**The exercise**
Give only the number of lines in the data that contain the word "structure".

+++ Provided records +++

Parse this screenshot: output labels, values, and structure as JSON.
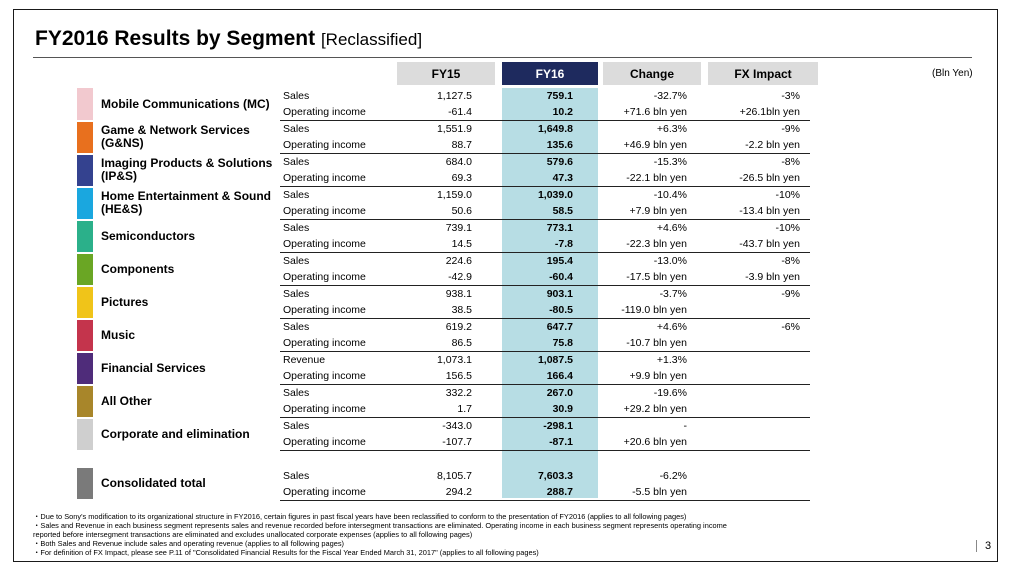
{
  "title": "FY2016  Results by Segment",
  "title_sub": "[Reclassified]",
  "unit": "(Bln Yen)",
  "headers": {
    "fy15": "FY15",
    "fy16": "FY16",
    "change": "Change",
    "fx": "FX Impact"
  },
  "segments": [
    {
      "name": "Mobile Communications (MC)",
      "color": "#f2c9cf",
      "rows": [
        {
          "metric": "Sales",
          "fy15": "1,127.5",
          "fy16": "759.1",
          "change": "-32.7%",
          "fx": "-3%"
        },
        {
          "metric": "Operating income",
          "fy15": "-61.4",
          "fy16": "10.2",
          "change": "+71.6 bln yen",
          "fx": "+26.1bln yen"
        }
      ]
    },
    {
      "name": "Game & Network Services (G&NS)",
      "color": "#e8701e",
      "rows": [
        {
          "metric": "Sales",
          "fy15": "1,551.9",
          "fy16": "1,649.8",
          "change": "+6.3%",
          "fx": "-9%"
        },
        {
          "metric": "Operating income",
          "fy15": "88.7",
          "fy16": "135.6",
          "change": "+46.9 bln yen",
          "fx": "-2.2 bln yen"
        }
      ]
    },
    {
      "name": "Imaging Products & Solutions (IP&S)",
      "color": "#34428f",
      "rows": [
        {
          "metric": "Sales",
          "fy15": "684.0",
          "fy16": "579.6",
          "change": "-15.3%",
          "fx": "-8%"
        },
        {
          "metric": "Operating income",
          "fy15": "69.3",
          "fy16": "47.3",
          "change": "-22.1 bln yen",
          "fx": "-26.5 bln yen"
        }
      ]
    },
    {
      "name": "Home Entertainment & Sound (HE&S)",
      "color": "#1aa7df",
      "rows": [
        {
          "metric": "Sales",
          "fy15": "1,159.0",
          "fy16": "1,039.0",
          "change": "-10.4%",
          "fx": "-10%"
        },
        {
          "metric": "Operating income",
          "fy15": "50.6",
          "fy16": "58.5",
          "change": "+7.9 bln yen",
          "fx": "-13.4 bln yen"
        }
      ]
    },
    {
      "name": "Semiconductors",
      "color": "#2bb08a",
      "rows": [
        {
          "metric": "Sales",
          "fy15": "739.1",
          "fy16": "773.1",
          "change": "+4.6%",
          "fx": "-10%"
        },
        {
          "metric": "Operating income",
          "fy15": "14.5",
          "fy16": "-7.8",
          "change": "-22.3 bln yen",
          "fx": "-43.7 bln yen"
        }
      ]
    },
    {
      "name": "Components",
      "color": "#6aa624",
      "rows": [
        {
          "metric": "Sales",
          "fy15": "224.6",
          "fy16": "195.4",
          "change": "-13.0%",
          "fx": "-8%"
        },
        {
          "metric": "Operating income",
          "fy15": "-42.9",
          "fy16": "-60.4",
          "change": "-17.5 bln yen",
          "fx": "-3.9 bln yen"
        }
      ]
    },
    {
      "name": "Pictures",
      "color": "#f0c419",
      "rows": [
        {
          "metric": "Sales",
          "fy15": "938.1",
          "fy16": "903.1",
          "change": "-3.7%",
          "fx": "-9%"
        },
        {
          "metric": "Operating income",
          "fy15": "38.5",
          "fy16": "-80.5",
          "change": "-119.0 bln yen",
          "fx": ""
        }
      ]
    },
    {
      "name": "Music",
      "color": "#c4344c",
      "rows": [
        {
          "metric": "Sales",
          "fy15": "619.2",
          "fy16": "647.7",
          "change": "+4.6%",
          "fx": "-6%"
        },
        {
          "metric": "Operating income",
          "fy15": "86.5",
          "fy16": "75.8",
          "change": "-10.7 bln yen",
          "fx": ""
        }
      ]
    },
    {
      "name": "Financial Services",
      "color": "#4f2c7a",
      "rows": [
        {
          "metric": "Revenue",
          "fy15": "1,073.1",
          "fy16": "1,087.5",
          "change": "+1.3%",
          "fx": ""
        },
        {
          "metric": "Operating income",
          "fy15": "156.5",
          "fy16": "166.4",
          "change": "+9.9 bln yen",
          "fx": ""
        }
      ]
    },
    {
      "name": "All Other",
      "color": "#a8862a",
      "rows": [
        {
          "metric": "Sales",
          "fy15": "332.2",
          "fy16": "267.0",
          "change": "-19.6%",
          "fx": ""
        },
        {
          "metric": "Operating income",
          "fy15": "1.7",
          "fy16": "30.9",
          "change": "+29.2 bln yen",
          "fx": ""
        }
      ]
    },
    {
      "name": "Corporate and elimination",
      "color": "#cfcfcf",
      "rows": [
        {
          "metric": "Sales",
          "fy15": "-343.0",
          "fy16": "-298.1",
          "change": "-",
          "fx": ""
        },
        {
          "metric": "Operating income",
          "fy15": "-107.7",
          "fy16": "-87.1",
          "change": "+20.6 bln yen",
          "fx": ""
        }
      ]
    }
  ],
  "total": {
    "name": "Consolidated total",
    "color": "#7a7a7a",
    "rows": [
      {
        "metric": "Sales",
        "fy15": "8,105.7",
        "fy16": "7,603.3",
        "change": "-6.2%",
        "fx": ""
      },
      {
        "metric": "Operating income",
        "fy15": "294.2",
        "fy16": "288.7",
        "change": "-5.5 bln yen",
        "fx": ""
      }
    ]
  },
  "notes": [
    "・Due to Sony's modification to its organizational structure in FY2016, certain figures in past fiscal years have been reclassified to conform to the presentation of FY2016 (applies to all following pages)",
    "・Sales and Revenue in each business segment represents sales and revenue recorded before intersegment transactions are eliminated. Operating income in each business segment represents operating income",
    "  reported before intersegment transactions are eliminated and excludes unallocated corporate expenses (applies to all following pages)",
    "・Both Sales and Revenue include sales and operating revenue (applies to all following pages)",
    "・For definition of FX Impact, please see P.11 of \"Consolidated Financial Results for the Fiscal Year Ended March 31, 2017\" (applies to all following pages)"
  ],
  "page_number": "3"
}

+++

**Problem solution**
2